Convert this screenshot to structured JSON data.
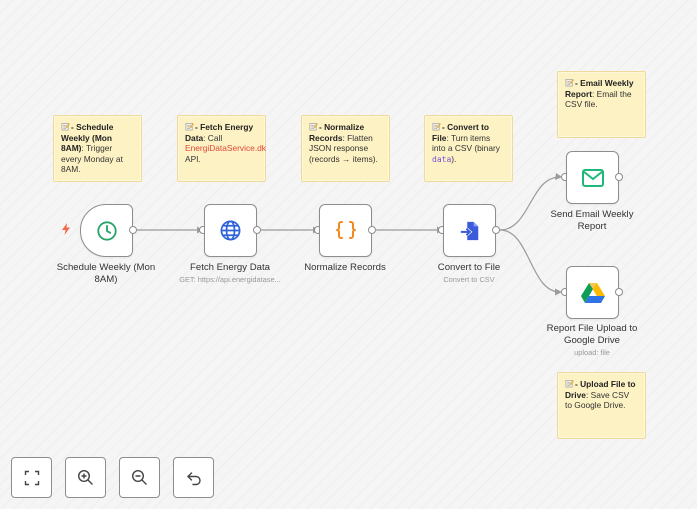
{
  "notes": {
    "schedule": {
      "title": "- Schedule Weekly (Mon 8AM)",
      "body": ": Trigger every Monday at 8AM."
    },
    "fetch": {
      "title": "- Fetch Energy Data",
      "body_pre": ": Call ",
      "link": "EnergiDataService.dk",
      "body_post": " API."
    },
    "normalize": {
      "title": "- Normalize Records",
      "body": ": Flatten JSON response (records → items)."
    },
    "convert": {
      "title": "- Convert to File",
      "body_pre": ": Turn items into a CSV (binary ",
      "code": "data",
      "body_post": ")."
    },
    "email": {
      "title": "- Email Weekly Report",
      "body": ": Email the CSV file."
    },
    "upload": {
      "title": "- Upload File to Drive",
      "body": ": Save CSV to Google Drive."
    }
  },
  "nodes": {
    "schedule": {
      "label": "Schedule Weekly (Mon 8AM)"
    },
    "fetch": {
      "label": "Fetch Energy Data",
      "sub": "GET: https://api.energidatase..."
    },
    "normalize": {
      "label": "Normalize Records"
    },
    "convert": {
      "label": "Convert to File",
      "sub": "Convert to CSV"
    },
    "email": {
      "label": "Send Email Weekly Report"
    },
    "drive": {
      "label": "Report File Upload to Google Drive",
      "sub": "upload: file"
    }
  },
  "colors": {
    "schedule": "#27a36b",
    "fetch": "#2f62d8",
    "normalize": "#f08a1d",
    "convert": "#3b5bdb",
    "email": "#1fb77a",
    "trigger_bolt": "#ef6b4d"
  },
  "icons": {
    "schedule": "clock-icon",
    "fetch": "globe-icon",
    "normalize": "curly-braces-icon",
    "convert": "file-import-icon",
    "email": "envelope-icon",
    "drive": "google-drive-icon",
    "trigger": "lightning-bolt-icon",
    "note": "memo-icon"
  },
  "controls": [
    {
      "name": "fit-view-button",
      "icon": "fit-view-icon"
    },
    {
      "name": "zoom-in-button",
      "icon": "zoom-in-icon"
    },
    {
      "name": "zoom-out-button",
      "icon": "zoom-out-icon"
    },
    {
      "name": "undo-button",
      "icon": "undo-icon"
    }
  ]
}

==

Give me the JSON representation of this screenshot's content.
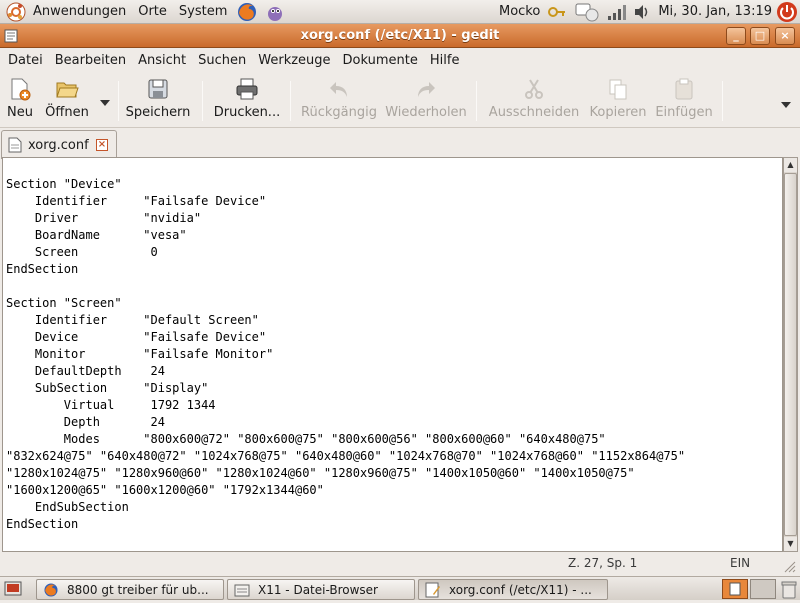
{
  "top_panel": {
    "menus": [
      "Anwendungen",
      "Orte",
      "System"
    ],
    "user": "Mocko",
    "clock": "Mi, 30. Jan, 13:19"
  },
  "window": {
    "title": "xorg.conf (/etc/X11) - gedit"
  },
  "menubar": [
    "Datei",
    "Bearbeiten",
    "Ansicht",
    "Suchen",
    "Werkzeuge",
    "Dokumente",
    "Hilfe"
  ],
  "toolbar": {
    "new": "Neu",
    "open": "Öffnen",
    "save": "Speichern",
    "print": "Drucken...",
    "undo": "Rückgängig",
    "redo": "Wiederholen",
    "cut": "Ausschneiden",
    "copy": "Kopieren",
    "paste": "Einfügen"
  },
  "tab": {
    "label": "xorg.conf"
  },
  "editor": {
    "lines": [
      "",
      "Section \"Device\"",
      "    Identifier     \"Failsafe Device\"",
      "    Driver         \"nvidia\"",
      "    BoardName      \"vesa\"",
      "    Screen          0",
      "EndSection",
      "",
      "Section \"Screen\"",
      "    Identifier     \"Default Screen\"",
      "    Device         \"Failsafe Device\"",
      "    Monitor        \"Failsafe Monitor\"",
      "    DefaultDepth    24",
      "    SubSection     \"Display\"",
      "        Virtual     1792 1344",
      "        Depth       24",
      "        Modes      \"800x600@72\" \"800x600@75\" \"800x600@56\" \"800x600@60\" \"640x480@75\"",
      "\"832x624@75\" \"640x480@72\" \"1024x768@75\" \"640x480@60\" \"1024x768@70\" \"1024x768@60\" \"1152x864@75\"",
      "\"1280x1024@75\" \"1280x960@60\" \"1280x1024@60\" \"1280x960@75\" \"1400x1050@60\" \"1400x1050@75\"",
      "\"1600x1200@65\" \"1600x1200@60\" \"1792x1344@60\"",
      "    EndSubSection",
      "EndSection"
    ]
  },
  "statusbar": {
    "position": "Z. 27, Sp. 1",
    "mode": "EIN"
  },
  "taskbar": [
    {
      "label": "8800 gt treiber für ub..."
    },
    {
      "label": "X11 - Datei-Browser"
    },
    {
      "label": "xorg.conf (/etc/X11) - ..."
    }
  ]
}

--

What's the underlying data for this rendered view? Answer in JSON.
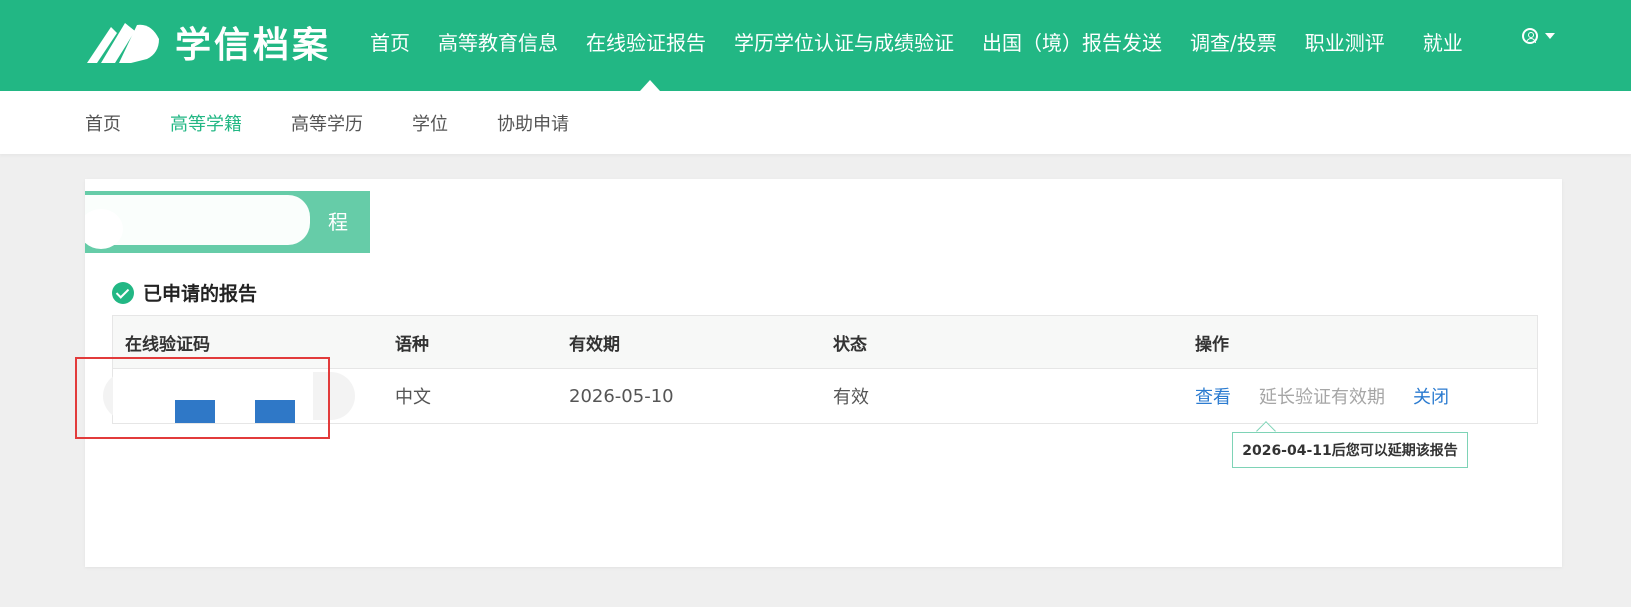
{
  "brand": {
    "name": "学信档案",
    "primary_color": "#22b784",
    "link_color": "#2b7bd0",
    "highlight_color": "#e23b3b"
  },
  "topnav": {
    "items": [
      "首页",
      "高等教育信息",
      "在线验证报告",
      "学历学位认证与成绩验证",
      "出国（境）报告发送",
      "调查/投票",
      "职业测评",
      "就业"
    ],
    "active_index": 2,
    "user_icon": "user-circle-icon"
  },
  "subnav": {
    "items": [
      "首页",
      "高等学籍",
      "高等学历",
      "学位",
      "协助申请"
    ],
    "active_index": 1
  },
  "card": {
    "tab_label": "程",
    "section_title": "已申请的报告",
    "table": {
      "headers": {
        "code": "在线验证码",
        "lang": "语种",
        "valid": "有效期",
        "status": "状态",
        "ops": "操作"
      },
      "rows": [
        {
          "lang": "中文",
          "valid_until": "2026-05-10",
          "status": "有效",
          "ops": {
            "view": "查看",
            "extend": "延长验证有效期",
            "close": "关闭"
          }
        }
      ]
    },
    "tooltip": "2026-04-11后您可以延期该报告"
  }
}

* _Aim of the task_
Gather all lines with the string "screenshot" from the data.

* _Task response_
Convert this screenshot to structured JSON data.
Give me the JSON representation of this screenshot's content.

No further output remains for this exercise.